* begin DATA LISTING *
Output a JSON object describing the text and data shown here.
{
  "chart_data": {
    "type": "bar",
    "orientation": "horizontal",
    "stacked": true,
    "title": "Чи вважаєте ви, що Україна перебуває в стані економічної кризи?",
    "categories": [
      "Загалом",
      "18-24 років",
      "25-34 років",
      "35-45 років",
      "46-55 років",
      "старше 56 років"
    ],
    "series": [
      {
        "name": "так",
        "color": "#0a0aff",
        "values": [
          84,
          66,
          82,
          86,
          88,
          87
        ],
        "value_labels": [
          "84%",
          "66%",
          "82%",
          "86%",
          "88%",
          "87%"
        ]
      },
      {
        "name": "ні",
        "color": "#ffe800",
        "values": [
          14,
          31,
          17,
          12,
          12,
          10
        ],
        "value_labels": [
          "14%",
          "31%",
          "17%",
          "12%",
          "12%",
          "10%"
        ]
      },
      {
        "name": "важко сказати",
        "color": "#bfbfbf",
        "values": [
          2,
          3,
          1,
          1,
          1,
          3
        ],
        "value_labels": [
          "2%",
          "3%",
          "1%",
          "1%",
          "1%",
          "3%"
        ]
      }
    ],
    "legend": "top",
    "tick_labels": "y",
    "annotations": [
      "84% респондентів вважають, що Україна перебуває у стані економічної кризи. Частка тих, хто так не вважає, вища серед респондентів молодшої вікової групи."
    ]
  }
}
* end DATA LISTING *
◆ STATED PROBLEM: Take the entries above and transcribe them in full.

◆ TASK ANSWER:
Output a JSON object describing the text and data shown here.
{
  "chart_data": {
    "type": "bar",
    "orientation": "horizontal",
    "stacked": true,
    "title": "Чи вважаєте ви, що Україна перебуває в стані економічної кризи?",
    "categories": [
      "Загалом",
      "18-24 років",
      "25-34 років",
      "35-45 років",
      "46-55 років",
      "старше 56 років"
    ],
    "series": [
      {
        "name": "так",
        "color": "#0a0aff",
        "values": [
          84,
          66,
          82,
          86,
          88,
          87
        ],
        "value_labels": [
          "84%",
          "66%",
          "82%",
          "86%",
          "88%",
          "87%"
        ]
      },
      {
        "name": "ні",
        "color": "#ffe800",
        "values": [
          14,
          31,
          17,
          12,
          12,
          10
        ],
        "value_labels": [
          "14%",
          "31%",
          "17%",
          "12%",
          "12%",
          "10%"
        ]
      },
      {
        "name": "важко сказати",
        "color": "#bfbfbf",
        "values": [
          2,
          3,
          1,
          1,
          1,
          3
        ],
        "value_labels": [
          "2%",
          "3%",
          "1%",
          "1%",
          "1%",
          "3%"
        ]
      }
    ],
    "legend": "top",
    "tick_labels": "y",
    "annotations": [
      "84% респондентів вважають, що Україна перебуває у стані економічної кризи. Частка тих, хто так не вважає, вища серед респондентів молодшої вікової групи."
    ]
  }
}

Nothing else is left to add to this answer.